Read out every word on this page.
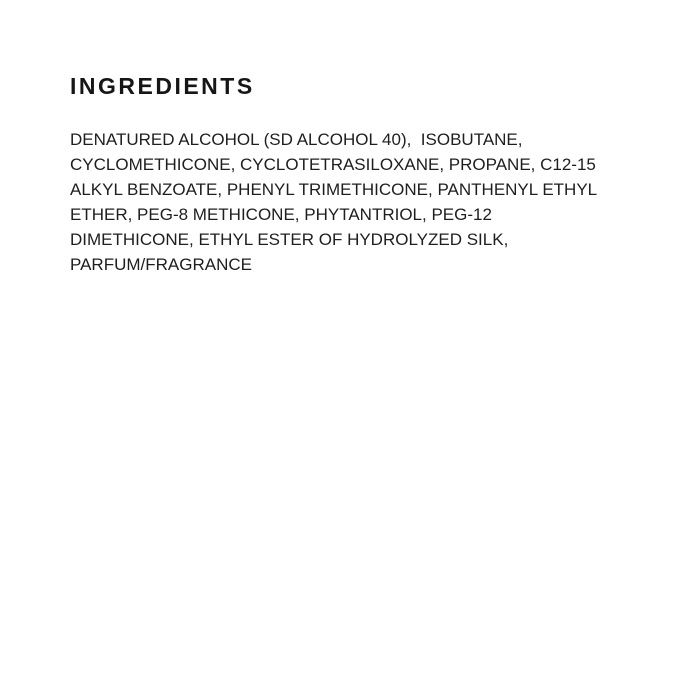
INGREDIENTS
DENATURED ALCOHOL (SD ALCOHOL 40),  ISOBUTANE,
CYCLOMETHICONE, CYCLOTETRASILOXANE, PROPANE, C12-15
ALKYL BENZOATE, PHENYL TRIMETHICONE, PANTHENYL ETHYL
ETHER, PEG-8 METHICONE, PHYTANTRIOL, PEG-12
DIMETHICONE, ETHYL ESTER OF HYDROLYZED SILK,
PARFUM/FRAGRANCE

» GIVEN EXERCISE:
Please set down each line of the data above exactly as written, without the pictures.

» THE ANSWER:
Read out every word on this page.
INGREDIENTS
DENATURED ALCOHOL (SD ALCOHOL 40),  ISOBUTANE,
CYCLOMETHICONE, CYCLOTETRASILOXANE, PROPANE, C12-15
ALKYL BENZOATE, PHENYL TRIMETHICONE, PANTHENYL ETHYL
ETHER, PEG-8 METHICONE, PHYTANTRIOL, PEG-12
DIMETHICONE, ETHYL ESTER OF HYDROLYZED SILK,
PARFUM/FRAGRANCE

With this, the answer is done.